- Exercise data -

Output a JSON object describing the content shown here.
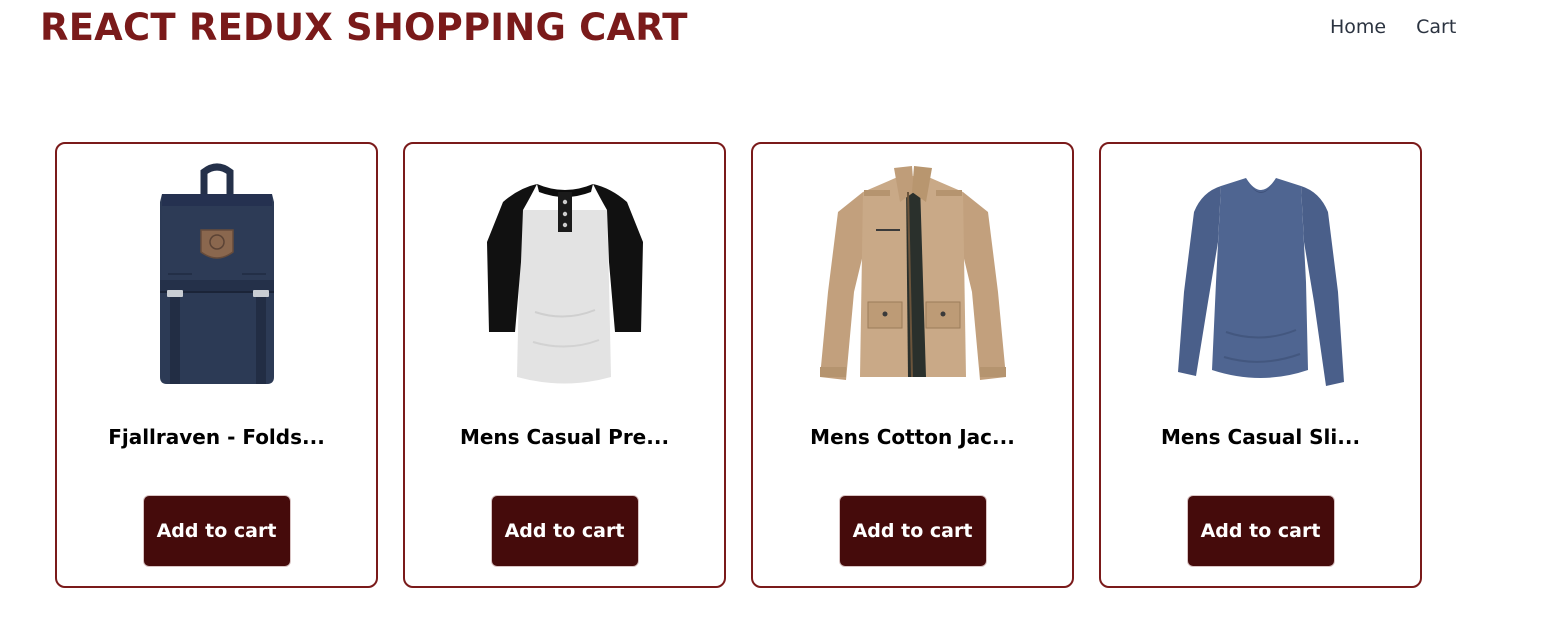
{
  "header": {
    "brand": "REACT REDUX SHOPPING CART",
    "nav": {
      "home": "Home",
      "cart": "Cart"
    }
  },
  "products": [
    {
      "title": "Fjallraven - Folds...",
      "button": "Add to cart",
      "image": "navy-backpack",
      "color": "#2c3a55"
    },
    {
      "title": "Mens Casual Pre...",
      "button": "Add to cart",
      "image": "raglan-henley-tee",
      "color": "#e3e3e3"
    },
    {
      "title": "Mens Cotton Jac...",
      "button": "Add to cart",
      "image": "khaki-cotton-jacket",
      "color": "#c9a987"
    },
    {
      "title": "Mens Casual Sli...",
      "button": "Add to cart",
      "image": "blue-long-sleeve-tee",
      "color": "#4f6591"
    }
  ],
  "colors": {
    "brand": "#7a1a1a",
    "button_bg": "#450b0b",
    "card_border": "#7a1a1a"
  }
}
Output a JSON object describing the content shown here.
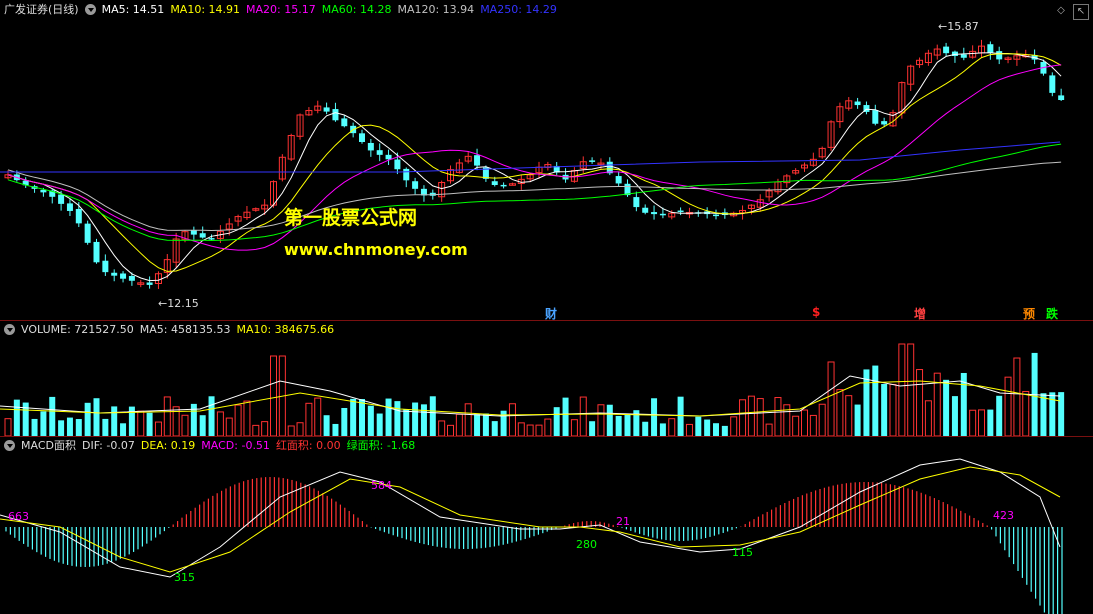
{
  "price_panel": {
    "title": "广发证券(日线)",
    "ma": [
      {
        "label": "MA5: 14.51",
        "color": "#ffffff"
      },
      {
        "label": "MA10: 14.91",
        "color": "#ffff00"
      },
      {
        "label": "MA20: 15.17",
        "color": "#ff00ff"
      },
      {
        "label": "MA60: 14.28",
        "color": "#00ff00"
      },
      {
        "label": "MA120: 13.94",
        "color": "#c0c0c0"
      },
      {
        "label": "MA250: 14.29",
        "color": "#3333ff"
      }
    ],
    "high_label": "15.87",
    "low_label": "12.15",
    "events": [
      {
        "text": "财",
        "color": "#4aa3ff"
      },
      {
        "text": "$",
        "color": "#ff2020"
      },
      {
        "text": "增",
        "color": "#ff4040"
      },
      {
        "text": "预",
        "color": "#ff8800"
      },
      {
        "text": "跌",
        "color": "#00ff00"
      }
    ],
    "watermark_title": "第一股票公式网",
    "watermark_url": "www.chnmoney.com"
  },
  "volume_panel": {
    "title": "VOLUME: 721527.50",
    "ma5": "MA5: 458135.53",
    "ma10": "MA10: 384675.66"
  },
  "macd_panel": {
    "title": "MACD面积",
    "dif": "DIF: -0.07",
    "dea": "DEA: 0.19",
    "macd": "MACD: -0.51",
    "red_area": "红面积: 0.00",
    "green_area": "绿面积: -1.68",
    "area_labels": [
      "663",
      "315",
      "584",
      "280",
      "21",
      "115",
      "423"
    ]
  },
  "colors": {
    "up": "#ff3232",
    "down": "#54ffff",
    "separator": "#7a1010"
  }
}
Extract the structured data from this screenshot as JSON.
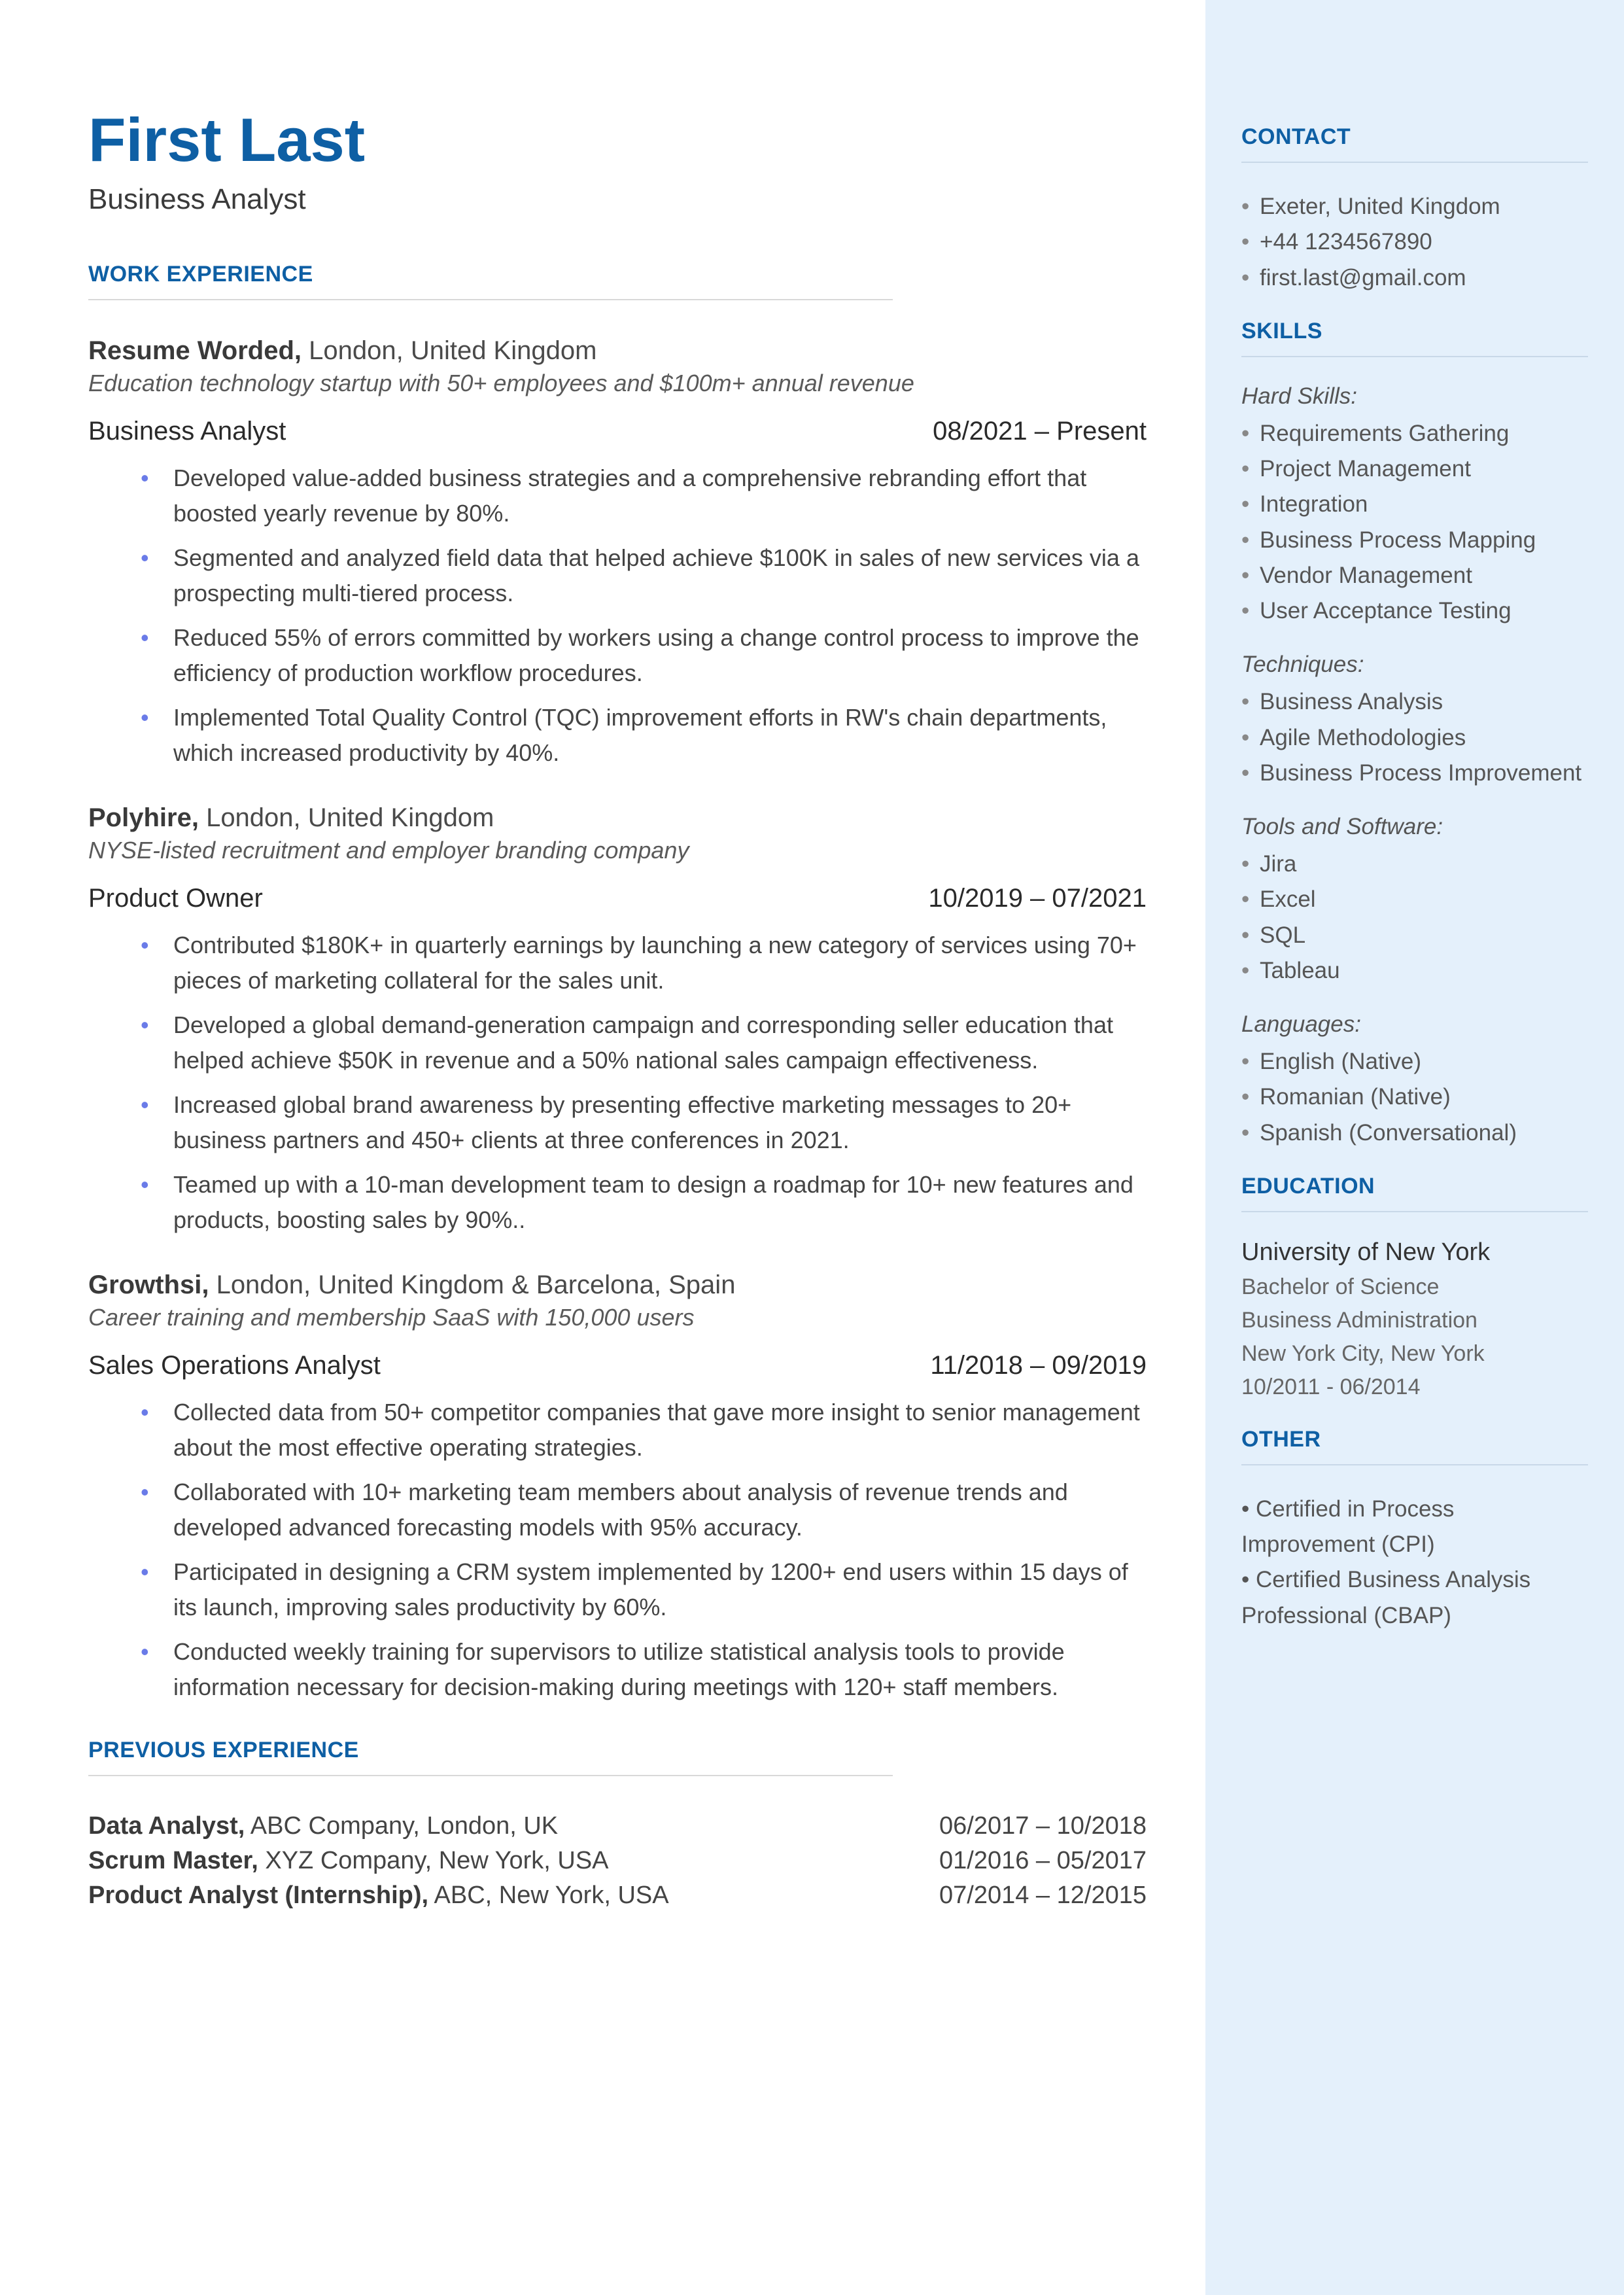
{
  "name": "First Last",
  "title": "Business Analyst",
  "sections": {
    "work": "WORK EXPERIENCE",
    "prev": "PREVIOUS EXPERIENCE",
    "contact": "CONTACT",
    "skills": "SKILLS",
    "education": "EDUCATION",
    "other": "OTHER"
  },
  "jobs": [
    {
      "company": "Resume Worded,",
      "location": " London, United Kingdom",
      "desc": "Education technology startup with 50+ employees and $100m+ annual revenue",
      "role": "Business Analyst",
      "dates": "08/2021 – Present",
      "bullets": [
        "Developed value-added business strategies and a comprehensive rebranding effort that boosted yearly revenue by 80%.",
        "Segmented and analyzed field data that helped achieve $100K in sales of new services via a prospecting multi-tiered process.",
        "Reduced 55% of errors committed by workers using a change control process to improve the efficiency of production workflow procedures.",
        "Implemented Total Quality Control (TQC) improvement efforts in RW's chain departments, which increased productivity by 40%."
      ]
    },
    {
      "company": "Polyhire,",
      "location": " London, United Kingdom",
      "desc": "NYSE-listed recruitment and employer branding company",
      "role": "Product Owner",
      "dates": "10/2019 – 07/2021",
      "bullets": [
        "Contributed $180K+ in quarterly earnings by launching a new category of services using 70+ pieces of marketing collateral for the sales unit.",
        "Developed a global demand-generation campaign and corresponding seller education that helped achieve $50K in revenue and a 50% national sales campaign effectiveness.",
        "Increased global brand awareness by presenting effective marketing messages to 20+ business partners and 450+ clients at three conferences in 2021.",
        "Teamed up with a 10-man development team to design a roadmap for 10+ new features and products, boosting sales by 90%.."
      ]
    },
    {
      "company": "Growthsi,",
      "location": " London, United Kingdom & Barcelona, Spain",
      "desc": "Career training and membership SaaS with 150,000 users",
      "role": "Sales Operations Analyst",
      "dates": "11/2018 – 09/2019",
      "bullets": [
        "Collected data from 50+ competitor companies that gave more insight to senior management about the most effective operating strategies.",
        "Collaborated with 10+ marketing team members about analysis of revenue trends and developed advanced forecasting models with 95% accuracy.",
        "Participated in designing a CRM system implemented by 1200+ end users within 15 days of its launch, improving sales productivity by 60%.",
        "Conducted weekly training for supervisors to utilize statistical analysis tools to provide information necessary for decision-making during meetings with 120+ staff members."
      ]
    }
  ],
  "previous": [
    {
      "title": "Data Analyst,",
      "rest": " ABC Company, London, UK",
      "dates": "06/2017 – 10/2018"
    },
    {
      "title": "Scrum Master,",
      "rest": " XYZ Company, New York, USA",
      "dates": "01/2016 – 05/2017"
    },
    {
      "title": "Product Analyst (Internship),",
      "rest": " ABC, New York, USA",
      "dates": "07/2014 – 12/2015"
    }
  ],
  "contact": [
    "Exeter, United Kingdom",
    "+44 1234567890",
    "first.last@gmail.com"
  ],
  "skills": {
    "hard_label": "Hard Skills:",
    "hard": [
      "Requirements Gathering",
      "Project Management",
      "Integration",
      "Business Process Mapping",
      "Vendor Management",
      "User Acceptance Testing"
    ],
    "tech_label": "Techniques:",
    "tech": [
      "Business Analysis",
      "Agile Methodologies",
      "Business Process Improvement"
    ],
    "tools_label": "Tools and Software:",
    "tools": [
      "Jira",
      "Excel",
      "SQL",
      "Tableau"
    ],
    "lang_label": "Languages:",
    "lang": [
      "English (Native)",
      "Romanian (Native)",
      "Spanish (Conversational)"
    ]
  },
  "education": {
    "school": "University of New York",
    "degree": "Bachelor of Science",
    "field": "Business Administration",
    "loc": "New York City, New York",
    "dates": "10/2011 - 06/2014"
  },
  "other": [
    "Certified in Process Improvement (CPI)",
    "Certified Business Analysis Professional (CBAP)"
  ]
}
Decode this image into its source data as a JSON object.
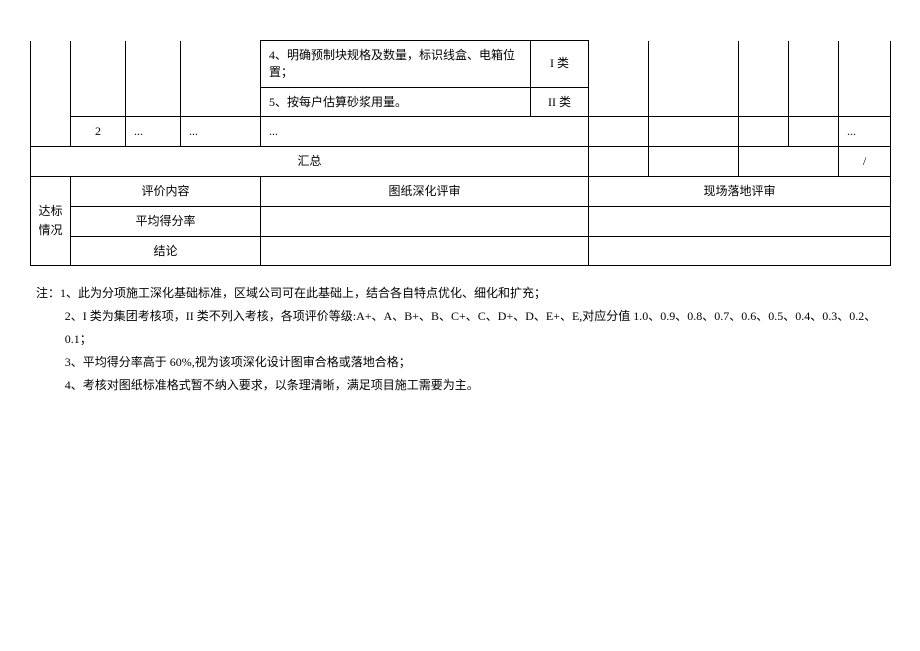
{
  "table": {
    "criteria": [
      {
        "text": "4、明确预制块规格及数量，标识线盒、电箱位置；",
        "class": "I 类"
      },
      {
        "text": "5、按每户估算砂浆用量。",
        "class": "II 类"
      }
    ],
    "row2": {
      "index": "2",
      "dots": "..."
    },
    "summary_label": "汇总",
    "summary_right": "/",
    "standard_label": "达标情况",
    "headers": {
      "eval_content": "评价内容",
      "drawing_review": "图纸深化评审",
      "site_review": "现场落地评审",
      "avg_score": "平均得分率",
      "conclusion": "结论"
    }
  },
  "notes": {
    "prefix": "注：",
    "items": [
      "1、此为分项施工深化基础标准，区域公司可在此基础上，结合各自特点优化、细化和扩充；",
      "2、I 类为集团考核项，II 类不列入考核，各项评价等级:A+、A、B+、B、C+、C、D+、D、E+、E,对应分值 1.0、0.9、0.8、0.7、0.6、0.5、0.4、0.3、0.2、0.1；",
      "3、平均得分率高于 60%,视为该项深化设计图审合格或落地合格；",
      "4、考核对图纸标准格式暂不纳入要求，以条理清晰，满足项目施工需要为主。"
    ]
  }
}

- Problem -
Count how many lines include the string "Casual". Nothing but the number is needed.

- Result of the task -
2